From the entries below, copy out every line with "document" in it.

=======

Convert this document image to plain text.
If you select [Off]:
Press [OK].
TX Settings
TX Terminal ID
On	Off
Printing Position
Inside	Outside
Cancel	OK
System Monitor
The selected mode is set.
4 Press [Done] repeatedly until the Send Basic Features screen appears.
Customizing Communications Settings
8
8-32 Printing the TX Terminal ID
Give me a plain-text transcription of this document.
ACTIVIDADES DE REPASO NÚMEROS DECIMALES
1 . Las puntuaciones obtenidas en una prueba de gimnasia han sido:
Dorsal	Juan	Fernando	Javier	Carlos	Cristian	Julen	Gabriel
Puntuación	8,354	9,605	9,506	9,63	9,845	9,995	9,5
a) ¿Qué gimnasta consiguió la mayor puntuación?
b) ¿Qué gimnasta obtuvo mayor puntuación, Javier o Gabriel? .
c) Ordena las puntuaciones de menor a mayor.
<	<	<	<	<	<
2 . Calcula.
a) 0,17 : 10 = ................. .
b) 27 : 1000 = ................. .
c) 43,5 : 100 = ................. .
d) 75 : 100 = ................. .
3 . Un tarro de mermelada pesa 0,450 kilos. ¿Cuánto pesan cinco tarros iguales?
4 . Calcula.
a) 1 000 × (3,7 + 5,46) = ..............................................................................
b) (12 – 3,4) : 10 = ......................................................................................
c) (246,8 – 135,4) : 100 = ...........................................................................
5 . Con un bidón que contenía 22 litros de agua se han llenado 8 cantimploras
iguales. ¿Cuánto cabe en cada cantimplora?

=======

→ **CORRECT ANSWER**
Convert this document image to plain text.
Give me a plain-text transcription of this document.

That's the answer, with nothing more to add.